-- Start DATA EXTRACT --
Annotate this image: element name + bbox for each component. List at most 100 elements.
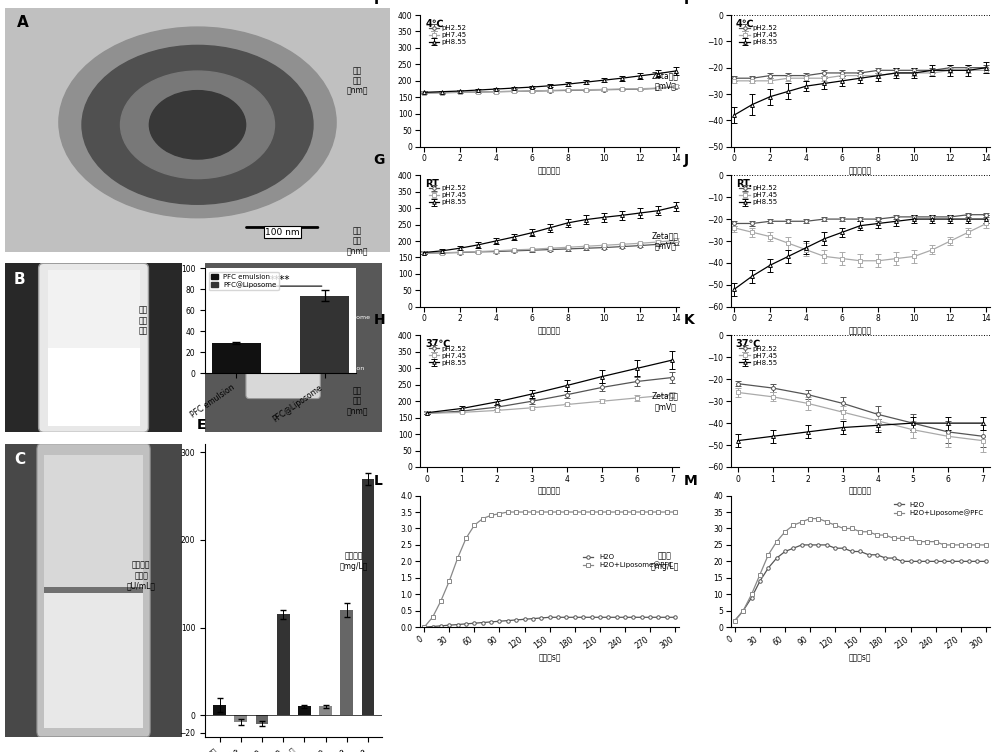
H2O	[569, 613, 581, 622]
H2O+Liposome@PFC	[519, 508, 531, 517]
Text: K: K	[684, 314, 695, 327]
H2O+Liposome@PFC	[627, 508, 639, 517]
H2O+Liposome@PFC	[787, 520, 799, 529]
FancyBboxPatch shape	[39, 263, 148, 432]
Text: 37℃: 37℃	[736, 339, 761, 350]
Bar	[256, 715, 268, 724]
H2O+Liposome@PFC	[971, 541, 983, 550]
H2O	[930, 556, 942, 566]
H2O	[452, 620, 464, 629]
H2O+Liposome@PFC	[729, 616, 741, 625]
H2O+Liposome@PFC	[871, 531, 883, 540]
Bar	[298, 706, 311, 715]
H2O+Liposome@PFC	[619, 508, 631, 517]
H2O	[754, 577, 766, 586]
H2O	[644, 613, 656, 622]
H2O	[896, 556, 908, 566]
Text: A: A	[17, 15, 28, 30]
H2O	[544, 613, 556, 622]
Text: J: J	[684, 153, 689, 167]
H2O	[560, 613, 572, 622]
Y-axis label: Zeta电位
（mV）: Zeta电位 （mV）	[652, 392, 679, 411]
Legend: H2O, H2O+Liposome@PFC: H2O, H2O+Liposome@PFC	[580, 551, 676, 572]
H2O+Liposome@PFC	[771, 537, 783, 546]
H2O+Liposome@PFC	[611, 508, 623, 517]
H2O	[427, 622, 439, 631]
H2O+Liposome@PFC	[955, 541, 967, 550]
Legend: PFC emulsion, PFC@Liposome: PFC emulsion, PFC@Liposome	[209, 271, 279, 290]
Text: G: G	[373, 153, 385, 167]
X-axis label: 时间（s）: 时间（s）	[538, 653, 561, 663]
Text: 100 nm: 100 nm	[265, 228, 300, 237]
H2O+Liposome@PFC	[821, 517, 833, 526]
H2O	[493, 617, 505, 626]
H2O+Liposome@PFC	[779, 527, 791, 536]
Text: F: F	[373, 0, 383, 8]
H2O+Liposome@PFC	[762, 550, 774, 559]
H2O	[519, 615, 531, 624]
FancyBboxPatch shape	[246, 270, 320, 399]
H2O+Liposome@PFC	[577, 508, 589, 517]
H2O	[510, 615, 522, 624]
H2O+Liposome@PFC	[544, 508, 556, 517]
H2O+Liposome@PFC	[905, 534, 917, 543]
Bar	[48, 347, 140, 426]
H2O	[846, 547, 858, 556]
Bar	[213, 705, 226, 715]
Text: I: I	[684, 0, 689, 8]
Ellipse shape	[149, 91, 246, 159]
Line: H2O: H2O	[733, 543, 988, 623]
Ellipse shape	[82, 45, 313, 205]
H2O	[779, 547, 791, 556]
H2O	[586, 613, 598, 622]
Bar	[212, 343, 261, 373]
H2O+Liposome@PFC	[888, 534, 900, 543]
H2O	[611, 613, 623, 622]
H2O+Liposome@PFC	[946, 541, 958, 550]
Legend: pH2.52, pH7.45, pH8.55: pH2.52, pH7.45, pH8.55	[737, 183, 780, 208]
Y-axis label: 颗粒
尺寸
（nm）: 颗粒 尺寸 （nm）	[347, 66, 368, 96]
Text: RT.: RT.	[736, 179, 752, 190]
H2O	[787, 544, 799, 553]
Y-axis label: Zeta电位
（mV）: Zeta电位 （mV）	[652, 71, 679, 90]
H2O+Liposome@PFC	[644, 508, 656, 517]
H2O	[502, 616, 514, 625]
H2O+Liposome@PFC	[493, 509, 505, 518]
H2O	[905, 556, 917, 566]
H2O+Liposome@PFC	[418, 623, 430, 632]
Text: M: M	[684, 474, 698, 487]
H2O+Liposome@PFC	[804, 514, 816, 523]
H2O+Liposome@PFC	[477, 514, 489, 523]
H2O	[771, 553, 783, 562]
Legend: pH2.52, pH7.45, pH8.55: pH2.52, pH7.45, pH8.55	[737, 343, 780, 368]
Bar	[44, 593, 143, 728]
H2O+Liposome@PFC	[896, 534, 908, 543]
H2O+Liposome@PFC	[510, 508, 522, 517]
H2O+Liposome@PFC	[468, 520, 480, 529]
Legend: H2O, H2O+Liposome@PFC: H2O, H2O+Liposome@PFC	[891, 499, 987, 519]
H2O+Liposome@PFC	[552, 508, 564, 517]
H2O	[829, 544, 841, 553]
Bar	[48, 270, 140, 347]
Text: RT: RT	[425, 179, 439, 190]
Y-axis label: 颗粒
尺寸
（nm）: 颗粒 尺寸 （nm）	[347, 226, 368, 256]
Line: H2O+Liposome@PFC: H2O+Liposome@PFC	[733, 517, 988, 623]
X-axis label: 时间（天）: 时间（天）	[538, 326, 561, 335]
X-axis label: 时间（天）: 时间（天）	[538, 487, 561, 496]
H2O+Liposome@PFC	[586, 508, 598, 517]
X-axis label: 时间（s）: 时间（s）	[849, 653, 872, 663]
H2O+Liposome@PFC	[602, 508, 614, 517]
Bar	[340, 610, 353, 715]
H2O	[746, 593, 758, 602]
Text: H: H	[373, 314, 385, 327]
H2O	[812, 541, 824, 550]
H2O	[971, 556, 983, 566]
H2O	[669, 613, 681, 622]
H2O+Liposome@PFC	[854, 527, 866, 536]
H2O	[527, 614, 539, 623]
Text: 37℃: 37℃	[425, 339, 450, 350]
X-axis label: 时间（天）: 时间（天）	[849, 326, 872, 335]
H2O+Liposome@PFC	[913, 537, 925, 546]
H2O+Liposome@PFC	[661, 508, 673, 517]
H2O+Liposome@PFC	[921, 537, 933, 546]
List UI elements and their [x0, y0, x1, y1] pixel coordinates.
-- End DATA EXTRACT --
PROBLEM DETAILS:
Reproduce every line of the material above verbatim, leaving out the picture.

COMPLETE ANSWER:
Annotate this image: element name + bbox for each component. List at most 100 elements.
H2O	[569, 613, 581, 622]
H2O+Liposome@PFC	[519, 508, 531, 517]
Text: K: K	[684, 314, 695, 327]
H2O+Liposome@PFC	[627, 508, 639, 517]
H2O+Liposome@PFC	[787, 520, 799, 529]
FancyBboxPatch shape	[39, 263, 148, 432]
Text: 37℃: 37℃	[736, 339, 761, 350]
Bar	[256, 715, 268, 724]
H2O+Liposome@PFC	[971, 541, 983, 550]
H2O	[930, 556, 942, 566]
H2O	[452, 620, 464, 629]
H2O+Liposome@PFC	[729, 616, 741, 625]
H2O+Liposome@PFC	[871, 531, 883, 540]
Bar	[298, 706, 311, 715]
H2O+Liposome@PFC	[619, 508, 631, 517]
H2O	[754, 577, 766, 586]
H2O	[644, 613, 656, 622]
H2O	[896, 556, 908, 566]
Text: A: A	[17, 15, 28, 30]
H2O	[544, 613, 556, 622]
Text: J: J	[684, 153, 689, 167]
H2O	[560, 613, 572, 622]
Y-axis label: Zeta电位
（mV）: Zeta电位 （mV）	[652, 392, 679, 411]
Legend: H2O, H2O+Liposome@PFC: H2O, H2O+Liposome@PFC	[580, 551, 676, 572]
H2O+Liposome@PFC	[771, 537, 783, 546]
H2O+Liposome@PFC	[611, 508, 623, 517]
H2O	[427, 622, 439, 631]
H2O+Liposome@PFC	[955, 541, 967, 550]
Legend: PFC emulsion, PFC@Liposome: PFC emulsion, PFC@Liposome	[209, 271, 279, 290]
Text: G: G	[373, 153, 385, 167]
X-axis label: 时间（s）: 时间（s）	[538, 653, 561, 663]
Text: 100 nm: 100 nm	[265, 228, 300, 237]
H2O+Liposome@PFC	[821, 517, 833, 526]
H2O	[493, 617, 505, 626]
H2O+Liposome@PFC	[779, 527, 791, 536]
Text: F: F	[373, 0, 383, 8]
H2O+Liposome@PFC	[762, 550, 774, 559]
H2O	[519, 615, 531, 624]
FancyBboxPatch shape	[246, 270, 320, 399]
H2O+Liposome@PFC	[577, 508, 589, 517]
H2O	[510, 615, 522, 624]
H2O+Liposome@PFC	[544, 508, 556, 517]
H2O+Liposome@PFC	[905, 534, 917, 543]
Bar	[48, 347, 140, 426]
H2O	[846, 547, 858, 556]
Bar	[213, 705, 226, 715]
Text: I: I	[684, 0, 689, 8]
Ellipse shape	[149, 91, 246, 159]
Line: H2O: H2O	[733, 543, 988, 623]
Ellipse shape	[82, 45, 313, 205]
H2O	[779, 547, 791, 556]
H2O	[586, 613, 598, 622]
Bar	[212, 343, 261, 373]
H2O+Liposome@PFC	[888, 534, 900, 543]
H2O	[611, 613, 623, 622]
H2O+Liposome@PFC	[946, 541, 958, 550]
Legend: pH2.52, pH7.45, pH8.55: pH2.52, pH7.45, pH8.55	[737, 183, 780, 208]
Y-axis label: 颗粒
尺寸
（nm）: 颗粒 尺寸 （nm）	[347, 66, 368, 96]
Text: RT.: RT.	[736, 179, 752, 190]
H2O	[787, 544, 799, 553]
Y-axis label: Zeta电位
（mV）: Zeta电位 （mV）	[652, 71, 679, 90]
H2O+Liposome@PFC	[644, 508, 656, 517]
H2O	[502, 616, 514, 625]
H2O+Liposome@PFC	[493, 509, 505, 518]
H2O	[905, 556, 917, 566]
H2O+Liposome@PFC	[418, 623, 430, 632]
Text: M: M	[684, 474, 698, 487]
H2O+Liposome@PFC	[804, 514, 816, 523]
H2O+Liposome@PFC	[477, 514, 489, 523]
H2O	[771, 553, 783, 562]
Legend: pH2.52, pH7.45, pH8.55: pH2.52, pH7.45, pH8.55	[737, 343, 780, 368]
Bar	[44, 593, 143, 728]
H2O+Liposome@PFC	[896, 534, 908, 543]
H2O+Liposome@PFC	[510, 508, 522, 517]
H2O+Liposome@PFC	[468, 520, 480, 529]
Legend: H2O, H2O+Liposome@PFC: H2O, H2O+Liposome@PFC	[891, 499, 987, 519]
H2O+Liposome@PFC	[552, 508, 564, 517]
H2O	[829, 544, 841, 553]
Bar	[48, 270, 140, 347]
Text: RT: RT	[425, 179, 439, 190]
Y-axis label: 颗粒
尺寸
（nm）: 颗粒 尺寸 （nm）	[347, 226, 368, 256]
Line: H2O+Liposome@PFC: H2O+Liposome@PFC	[733, 517, 988, 623]
X-axis label: 时间（天）: 时间（天）	[538, 326, 561, 335]
X-axis label: 时间（天）: 时间（天）	[538, 487, 561, 496]
H2O+Liposome@PFC	[586, 508, 598, 517]
X-axis label: 时间（s）: 时间（s）	[849, 653, 872, 663]
H2O+Liposome@PFC	[602, 508, 614, 517]
Bar	[340, 610, 353, 715]
H2O	[746, 593, 758, 602]
Text: H: H	[373, 314, 385, 327]
H2O	[812, 541, 824, 550]
H2O	[971, 556, 983, 566]
H2O	[669, 613, 681, 622]
H2O+Liposome@PFC	[854, 527, 866, 536]
H2O	[527, 614, 539, 623]
Text: 37℃: 37℃	[425, 339, 450, 350]
X-axis label: 时间（天）: 时间（天）	[849, 326, 872, 335]
H2O+Liposome@PFC	[913, 537, 925, 546]
H2O+Liposome@PFC	[661, 508, 673, 517]
H2O+Liposome@PFC	[921, 537, 933, 546]
List UI elements and their [x0, y0, x1, y1] pixel coordinates.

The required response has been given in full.